WHAT IS EXPECTED
Each line below should be retyped exactly, with no pictures.

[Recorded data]
━━━

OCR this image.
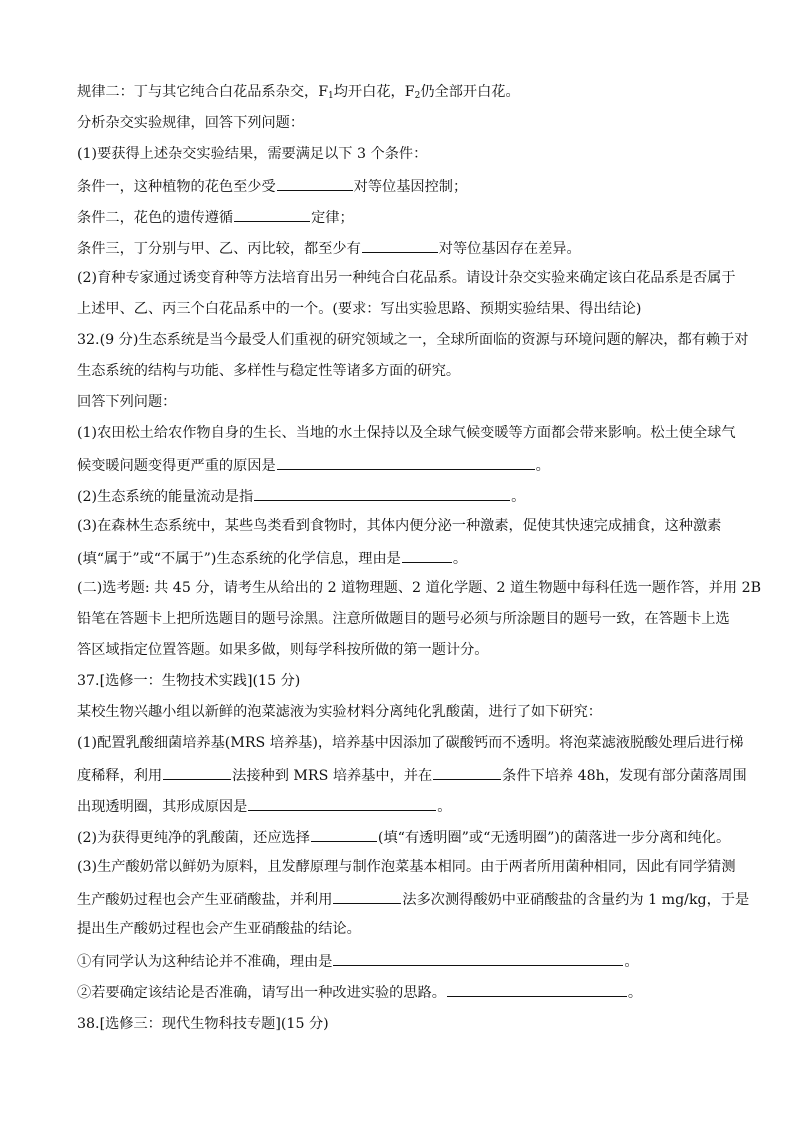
规律二：丁与其它纯合白花品系杂交，$F_1$均开白花，$F_2$仍全部开白花。
分析杂交实验规律，回答下列问题：
(1)要获得上述杂交实验结果，需要满足以下 3 个条件：
条件一，这种植物的花色至少受	对等位基因控制；
条件二，花色的遗传遵循	定律；
条件三，丁分别与甲、乙、丙比较，都至少有	对等位基因存在差异。
(2)育种专家通过诱变育种等方法培育出另一种纯合白花品系。请设计杂交实验来确定该白花品系是否属于
上述甲、乙、丙三个白花品系中的一个。(要求：写出实验思路、预期实验结果、得出结论)
32.(9 分)生态系统是当今最受人们重视的研究领域之一，全球所面临的资源与环境问题的解决，都有赖于对
生态系统的结构与功能、多样性与稳定性等诸多方面的研究。
回答下列问题：
(1)农田松土给农作物自身的生长、当地的水土保持以及全球气候变暖等方面都会带来影响。松土使全球气
候变暖问题变得更严重的原因是	。
(2)生态系统的能量流动是指	。
(3)在森林生态系统中，某些鸟类看到食物时，其体内便分泌一种激素，促使其快速完成捕食，这种激素
(填“属于”或“不属于”)生态系统的化学信息，理由是	。
(二)选考题: 共 45 分，请考生从给出的 2 道物理题、2 道化学题、2 道生物题中每科任选一题作答，并用 2B
铅笔在答题卡上把所选题目的题号涂黑。注意所做题目的题号必须与所涂题目的题号一致，在答题卡上选
答区域指定位置答题。如果多做，则每学科按所做的第一题计分。
37.[选修一：生物技术实践](15 分)
某校生物兴趣小组以新鲜的泡菜滤液为实验材料分离纯化乳酸菌，进行了如下研究：
(1)配置乳酸细菌培养基(MRS 培养基)，培养基中因添加了碳酸钙而不透明。将泡菜滤液脱酸处理后进行梯
度稀释，利用	法接种到 MRS 培养基中，并在	条件下培养 48h，发现有部分菌落周围
出现透明圈，其形成原因是	。
(2)为获得更纯净的乳酸菌，还应选择	(填“有透明圈”或“无透明圈”)的菌落进一步分离和纯化。
(3)生产酸奶常以鲜奶为原料，且发酵原理与制作泡菜基本相同。由于两者所用菌种相同，因此有同学猜测
生产酸奶过程也会产生亚硝酸盐，并利用	法多次测得酸奶中亚硝酸盐的含量约为 1 mg/kg，于是
提出生产酸奶过程也会产生亚硝酸盐的结论。
①有同学认为这种结论并不准确，理由是	。
②若要确定该结论是否准确，请写出一种改进实验的思路。	。
38.[选修三：现代生物科技专题](15 分)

━━━

RESULT FOR THIS EXERCISE
OCR this image.
规律二：丁与其它纯合白花品系杂交，$F_1$均开白花，$F_2$仍全部开白花。
分析杂交实验规律，回答下列问题：
(1)要获得上述杂交实验结果，需要满足以下 3 个条件：
条件一，这种植物的花色至少受	对等位基因控制；
条件二，花色的遗传遵循	定律；
条件三，丁分别与甲、乙、丙比较，都至少有	对等位基因存在差异。
(2)育种专家通过诱变育种等方法培育出另一种纯合白花品系。请设计杂交实验来确定该白花品系是否属于
上述甲、乙、丙三个白花品系中的一个。(要求：写出实验思路、预期实验结果、得出结论)
32.(9 分)生态系统是当今最受人们重视的研究领域之一，全球所面临的资源与环境问题的解决，都有赖于对
生态系统的结构与功能、多样性与稳定性等诸多方面的研究。
回答下列问题：
(1)农田松土给农作物自身的生长、当地的水土保持以及全球气候变暖等方面都会带来影响。松土使全球气
候变暖问题变得更严重的原因是	。
(2)生态系统的能量流动是指	。
(3)在森林生态系统中，某些鸟类看到食物时，其体内便分泌一种激素，促使其快速完成捕食，这种激素
(填“属于”或“不属于”)生态系统的化学信息，理由是	。
(二)选考题: 共 45 分，请考生从给出的 2 道物理题、2 道化学题、2 道生物题中每科任选一题作答，并用 2B
铅笔在答题卡上把所选题目的题号涂黑。注意所做题目的题号必须与所涂题目的题号一致，在答题卡上选
答区域指定位置答题。如果多做，则每学科按所做的第一题计分。
37.[选修一：生物技术实践](15 分)
某校生物兴趣小组以新鲜的泡菜滤液为实验材料分离纯化乳酸菌，进行了如下研究：
(1)配置乳酸细菌培养基(MRS 培养基)，培养基中因添加了碳酸钙而不透明。将泡菜滤液脱酸处理后进行梯
度稀释，利用	法接种到 MRS 培养基中，并在	条件下培养 48h，发现有部分菌落周围
出现透明圈，其形成原因是	。
(2)为获得更纯净的乳酸菌，还应选择	(填“有透明圈”或“无透明圈”)的菌落进一步分离和纯化。
(3)生产酸奶常以鲜奶为原料，且发酵原理与制作泡菜基本相同。由于两者所用菌种相同，因此有同学猜测
生产酸奶过程也会产生亚硝酸盐，并利用	法多次测得酸奶中亚硝酸盐的含量约为 1 mg/kg，于是
提出生产酸奶过程也会产生亚硝酸盐的结论。
①有同学认为这种结论并不准确，理由是	。
②若要确定该结论是否准确，请写出一种改进实验的思路。	。
38.[选修三：现代生物科技专题](15 分)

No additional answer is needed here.